* [Exercise aim]:
Reproduce the records below in full and without edits, omitting images.

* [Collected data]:
= = = = = = =
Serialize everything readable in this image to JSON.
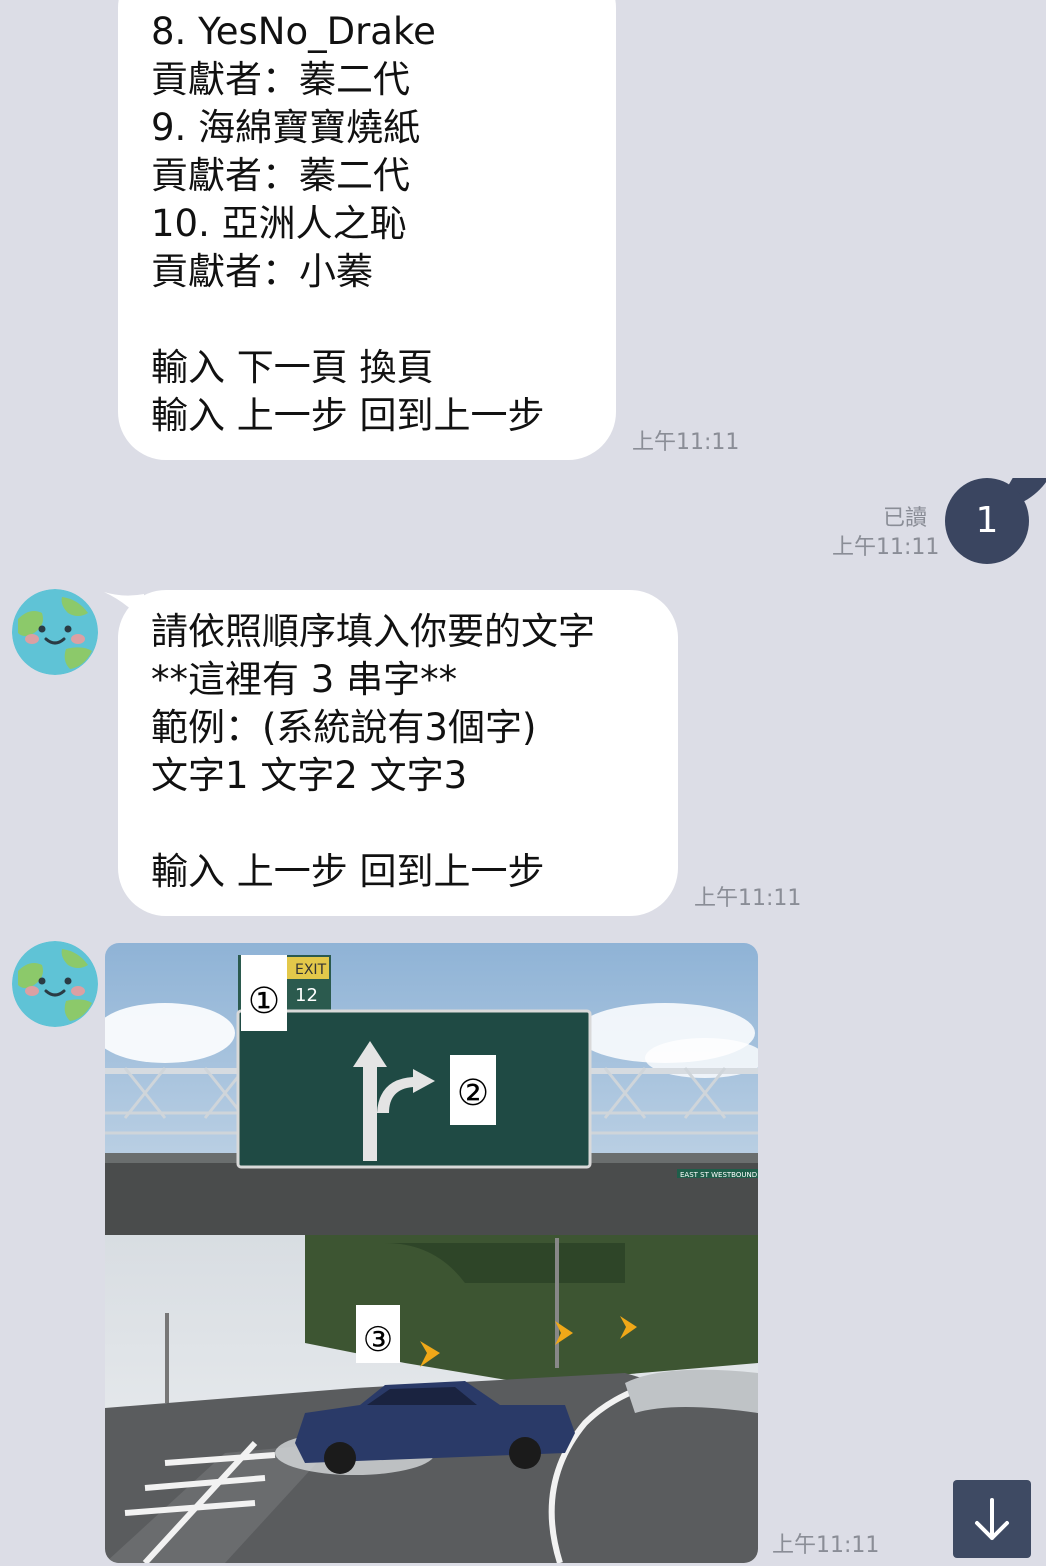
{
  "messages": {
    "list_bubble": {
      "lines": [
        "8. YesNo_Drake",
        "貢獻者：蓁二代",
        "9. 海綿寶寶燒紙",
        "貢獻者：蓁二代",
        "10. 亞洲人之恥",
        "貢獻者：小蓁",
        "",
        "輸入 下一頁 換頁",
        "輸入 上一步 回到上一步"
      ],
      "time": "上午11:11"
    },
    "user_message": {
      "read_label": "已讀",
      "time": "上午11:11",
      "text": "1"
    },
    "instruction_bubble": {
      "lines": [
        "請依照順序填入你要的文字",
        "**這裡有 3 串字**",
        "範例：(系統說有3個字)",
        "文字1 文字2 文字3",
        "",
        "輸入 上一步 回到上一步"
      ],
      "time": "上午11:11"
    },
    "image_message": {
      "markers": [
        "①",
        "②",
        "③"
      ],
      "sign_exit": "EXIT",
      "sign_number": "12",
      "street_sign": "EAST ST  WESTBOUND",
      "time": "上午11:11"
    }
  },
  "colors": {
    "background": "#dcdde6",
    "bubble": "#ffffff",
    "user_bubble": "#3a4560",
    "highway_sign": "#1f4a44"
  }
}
= = = = = = =
* [Task solution]:
Serialize everything readable in this image to JSON.
{
  "messages": {
    "list_bubble": {
      "lines": [
        "8. YesNo_Drake",
        "貢獻者：蓁二代",
        "9. 海綿寶寶燒紙",
        "貢獻者：蓁二代",
        "10. 亞洲人之恥",
        "貢獻者：小蓁",
        "",
        "輸入 下一頁 換頁",
        "輸入 上一步 回到上一步"
      ],
      "time": "上午11:11"
    },
    "user_message": {
      "read_label": "已讀",
      "time": "上午11:11",
      "text": "1"
    },
    "instruction_bubble": {
      "lines": [
        "請依照順序填入你要的文字",
        "**這裡有 3 串字**",
        "範例：(系統說有3個字)",
        "文字1 文字2 文字3",
        "",
        "輸入 上一步 回到上一步"
      ],
      "time": "上午11:11"
    },
    "image_message": {
      "markers": [
        "①",
        "②",
        "③"
      ],
      "sign_exit": "EXIT",
      "sign_number": "12",
      "street_sign": "EAST ST  WESTBOUND",
      "time": "上午11:11"
    }
  },
  "colors": {
    "background": "#dcdde6",
    "bubble": "#ffffff",
    "user_bubble": "#3a4560",
    "highway_sign": "#1f4a44"
  }
}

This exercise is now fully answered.